• _Short exercise_: Copy each line that contains the word "alle".

(Data excerpts)
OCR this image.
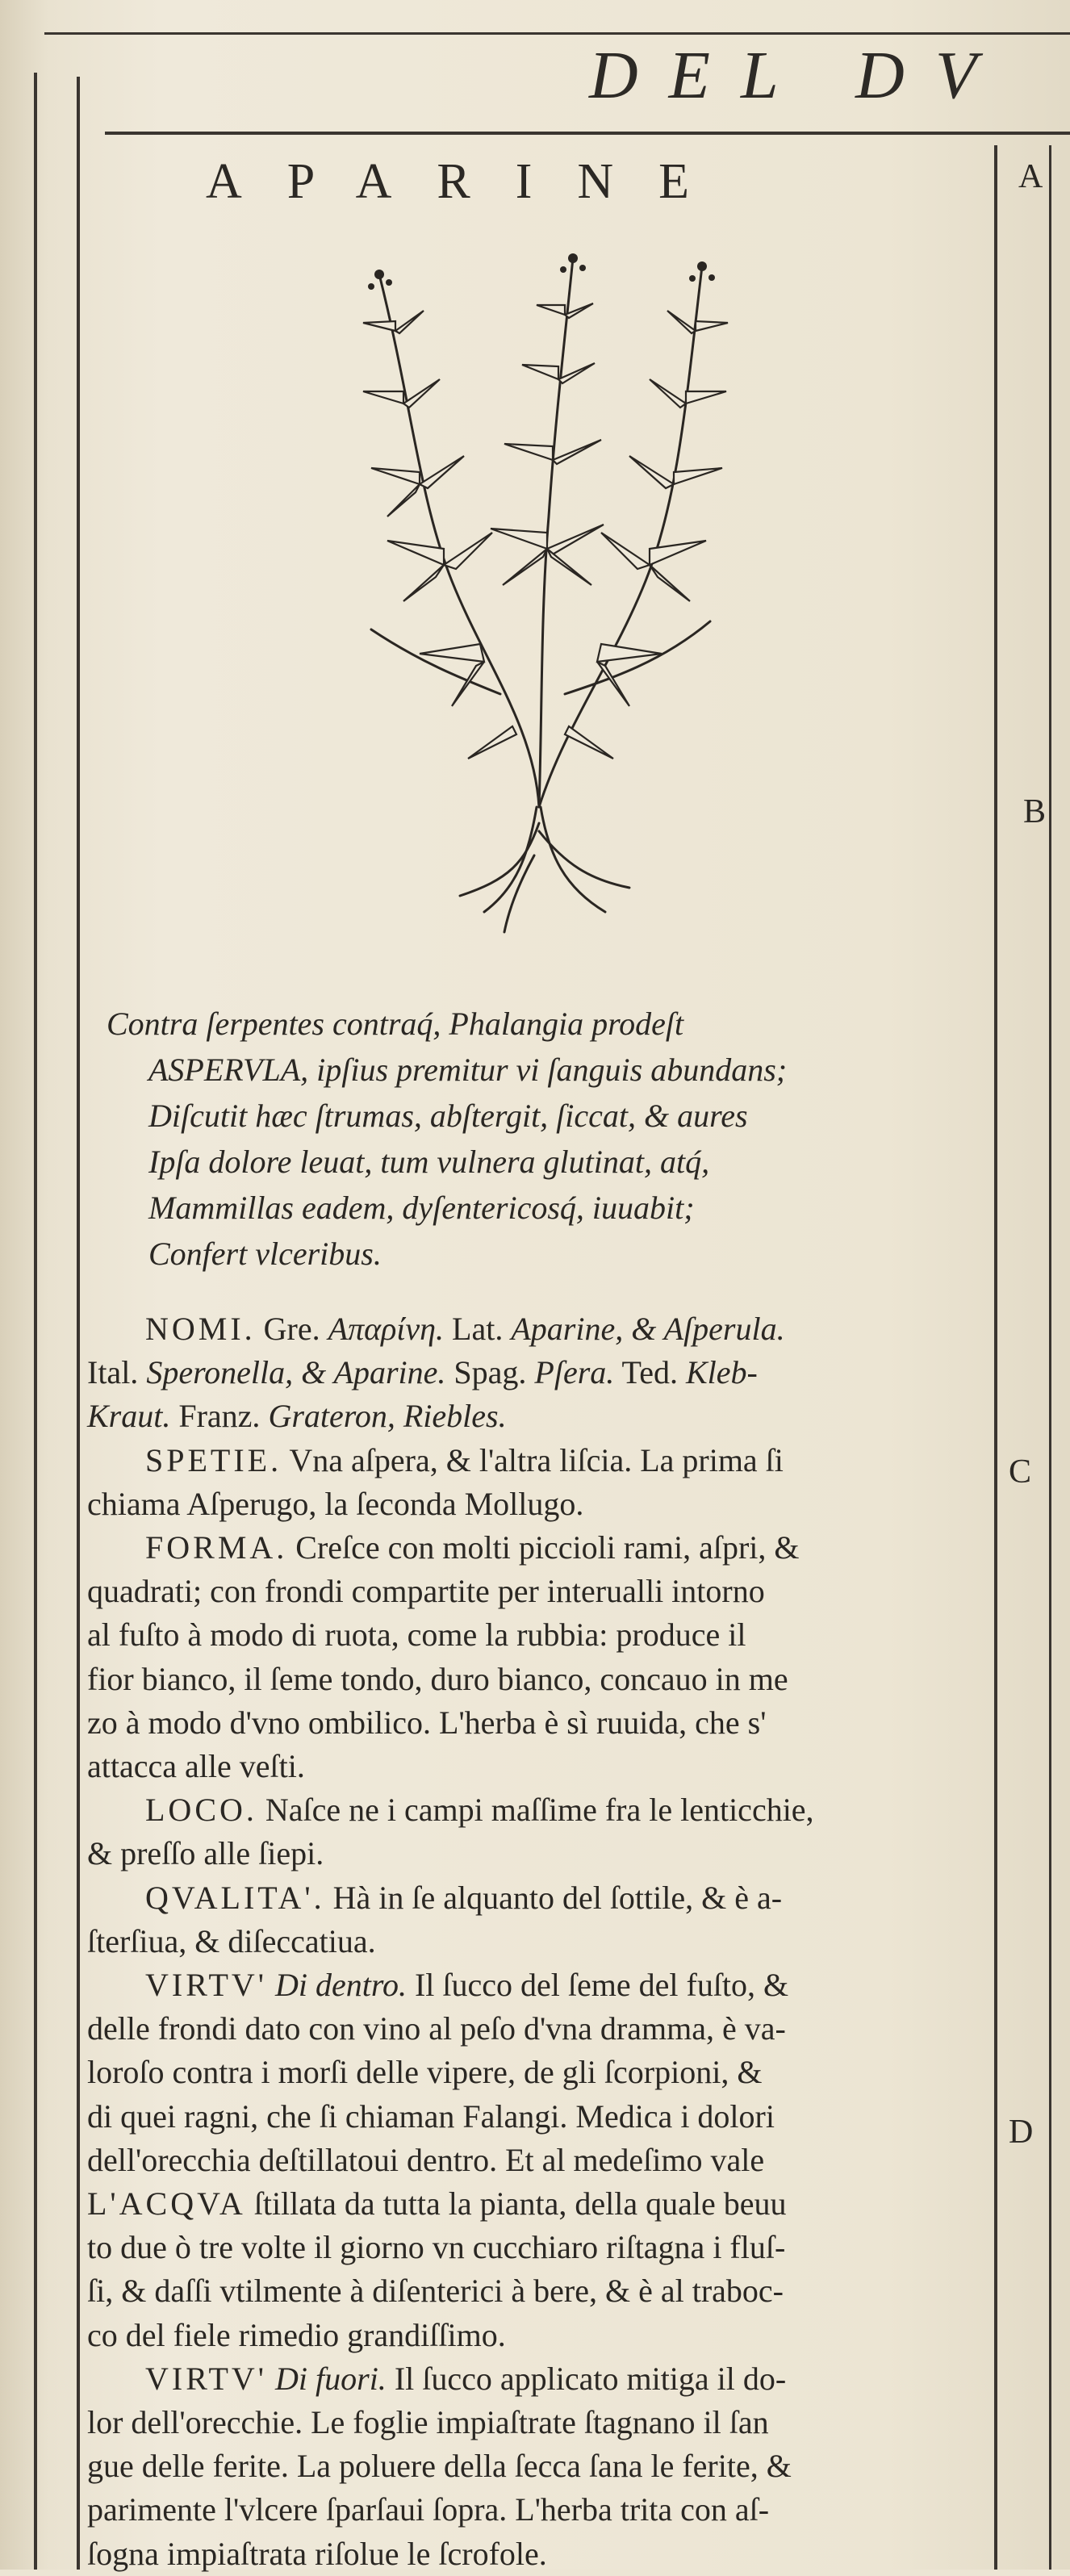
DEL DV
A
B
C
D
APARINE
Contra ſerpentes contraq́, Phalangia prodeſt
ASPERVLA, ipſius premitur vi ſanguis abundans;
Diſcutit hæc ſtrumas, abſtergit, ſiccat, & aures
Ipſa dolore leuat, tum vulnera glutinat, atq́,
Mammillas eadem, dyſentericosq́, iuuabit;
Confert vlceribus.
NOMI. Gre. Απαρίνη. Lat. Aparine, & Aſperula.
Ital. Speronella, & Aparine. Spag. Pſera. Ted. Kleb-
Kraut. Franz. Grateron, Riebles.
SPETIE. Vna aſpera, & l'altra liſcia. La prima ſi
chiama Aſperugo, la ſeconda Mollugo.
FORMA. Creſce con molti piccioli rami, aſpri, &
quadrati; con frondi compartite per interualli intorno
al fuſto à modo di ruota, come la rubbia: produce il
fior bianco, il ſeme tondo, duro bianco, concauo in me
zo à modo d'vno ombilico. L'herba è sì ruuida, che s'
attacca alle veſti.
LOCO. Naſce ne i campi maſſime fra le lenticchie,
& preſſo alle ſiepi.
QVALITA'. Hà in ſe alquanto del ſottile, & è a-
ſterſiua, & diſeccatiua.
VIRTV' Di dentro. Il ſucco del ſeme del fuſto, &
delle frondi dato con vino al peſo d'vna dramma, è va-
loroſo contra i morſi delle vipere, de gli ſcorpioni, &
di quei ragni, che ſi chiaman Falangi. Medica i dolori
dell'orecchia deſtillatoui dentro. Et al medeſimo vale
L'ACQVA ſtillata da tutta la pianta, della quale beuu
to due ò tre volte il giorno vn cucchiaro riſtagna i fluſ-
ſi, & daſſi vtilmente à diſenterici à bere, & è al traboc-
co del fiele rimedio grandiſſimo.
VIRTV' Di fuori. Il ſucco applicato mitiga il do-
lor dell'orecchie. Le foglie impiaſtrate ſtagnano il ſan
gue delle ferite. La poluere della ſecca ſana le ferite, &
parimente l'vlcere ſparſaui ſopra. L'herba trita con aſ-
ſogna impiaſtrata riſolue le ſcrofole.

• _Result_:
attacca alle veſti.
& preſſo alle ſiepi.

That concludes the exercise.